### PROBLEM DESCRIPTION
Write the listing out once more, identical to the original but without pictures.
'''
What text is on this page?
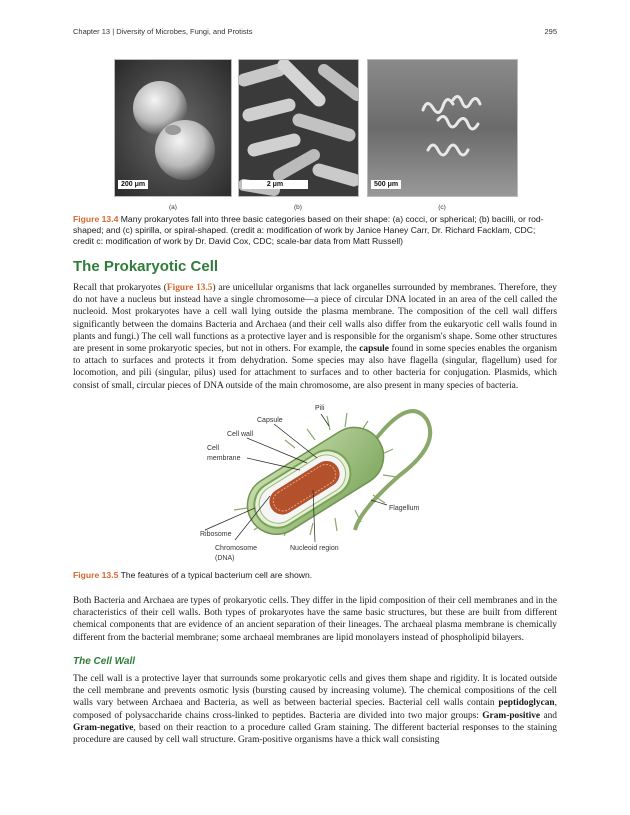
Chapter 13 | Diversity of Microbes, Fungi, and Protists	295
200 μm	2 μm	500 μm
(a)	(b)	(c)

Figure 13.4 Many prokaryotes fall into three basic categories based on their shape: (a) cocci, or spherical; (b) bacilli, or rod-shaped; and (c) spirilla, or spiral-shaped. (credit a: modification of work by Janice Haney Carr, Dr. Richard Facklam, CDC; credit c: modification of work by Dr. David Cox, CDC; scale-bar data from Matt Russell)

The Prokaryotic Cell

Recall that prokaryotes (Figure 13.5) are unicellular organisms that lack organelles surrounded by membranes. Therefore, they do not have a nucleus but instead have a single chromosome—a piece of circular DNA located in an area of the cell called the nucleoid. Most prokaryotes have a cell wall lying outside the plasma membrane. The composition of the cell wall differs significantly between the domains Bacteria and Archaea (and their cell walls also differ from the eukaryotic cell walls found in plants and fungi.) The cell wall functions as a protective layer and is responsible for the organism's shape. Some other structures are present in some prokaryotic species, but not in others. For example, the capsule found in some species enables the organism to attach to surfaces and protects it from dehydration. Some species may also have flagella (singular, flagellum) used for locomotion, and pili (singular, pilus) used for attachment to surfaces and to other bacteria for conjugation. Plasmids, which consist of small, circular pieces of DNA outside of the main chromosome, are also present in many species of bacteria.

Pili
Capsule
Cell wall
Cell
membrane
Flagellum
Ribosome
Chromosome
(DNA)
Nucleoid region

Figure 13.5 The features of a typical bacterium cell are shown.

Both Bacteria and Archaea are types of prokaryotic cells. They differ in the lipid composition of their cell membranes and in the characteristics of their cell walls. Both types of prokaryotes have the same basic structures, but these are built from different chemical components that are evidence of an ancient separation of their lineages. The archaeal plasma membrane is chemically different from the bacterial membrane; some archaeal membranes are lipid monolayers instead of phospholipid bilayers.

The Cell Wall

The cell wall is a protective layer that surrounds some prokaryotic cells and gives them shape and rigidity. It is located outside the cell membrane and prevents osmotic lysis (bursting caused by increasing volume). The chemical compositions of the cell walls vary between Archaea and Bacteria, as well as between bacterial species. Bacterial cell walls contain peptidoglycan, composed of polysaccharide chains cross-linked to peptides. Bacteria are divided into two major groups: Gram-positive and Gram-negative, based on their reaction to a procedure called Gram staining. The different bacterial responses to the staining procedure are caused by cell wall structure. Gram-positive organisms have a thick wall consisting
'''
### RESULT OF THIS TASK
What text is on this page?
Chapter 13 | Diversity of Microbes, Fungi, and Protists	295
200 μm	2 μm	500 μm
(a)	(b)	(c)

Figure 13.4 Many prokaryotes fall into three basic categories based on their shape: (a) cocci, or spherical; (b) bacilli, or rod-shaped; and (c) spirilla, or spiral-shaped. (credit a: modification of work by Janice Haney Carr, Dr. Richard Facklam, CDC; credit c: modification of work by Dr. David Cox, CDC; scale-bar data from Matt Russell)

The Prokaryotic Cell

Recall that prokaryotes (Figure 13.5) are unicellular organisms that lack organelles surrounded by membranes. Therefore, they do not have a nucleus but instead have a single chromosome—a piece of circular DNA located in an area of the cell called the nucleoid. Most prokaryotes have a cell wall lying outside the plasma membrane. The composition of the cell wall differs significantly between the domains Bacteria and Archaea (and their cell walls also differ from the eukaryotic cell walls found in plants and fungi.) The cell wall functions as a protective layer and is responsible for the organism's shape. Some other structures are present in some prokaryotic species, but not in others. For example, the capsule found in some species enables the organism to attach to surfaces and protects it from dehydration. Some species may also have flagella (singular, flagellum) used for locomotion, and pili (singular, pilus) used for attachment to surfaces and to other bacteria for conjugation. Plasmids, which consist of small, circular pieces of DNA outside of the main chromosome, are also present in many species of bacteria.

Pili
Capsule
Cell wall
Cell
membrane
Flagellum
Ribosome
Chromosome
(DNA)
Nucleoid region

Figure 13.5 The features of a typical bacterium cell are shown.

Both Bacteria and Archaea are types of prokaryotic cells. They differ in the lipid composition of their cell membranes and in the characteristics of their cell walls. Both types of prokaryotes have the same basic structures, but these are built from different chemical components that are evidence of an ancient separation of their lineages. The archaeal plasma membrane is chemically different from the bacterial membrane; some archaeal membranes are lipid monolayers instead of phospholipid bilayers.

The Cell Wall

The cell wall is a protective layer that surrounds some prokaryotic cells and gives them shape and rigidity. It is located outside the cell membrane and prevents osmotic lysis (bursting caused by increasing volume). The chemical compositions of the cell walls vary between Archaea and Bacteria, as well as between bacterial species. Bacterial cell walls contain peptidoglycan, composed of polysaccharide chains cross-linked to peptides. Bacteria are divided into two major groups: Gram-positive and Gram-negative, based on their reaction to a procedure called Gram staining. The different bacterial responses to the staining procedure are caused by cell wall structure. Gram-positive organisms have a thick wall consisting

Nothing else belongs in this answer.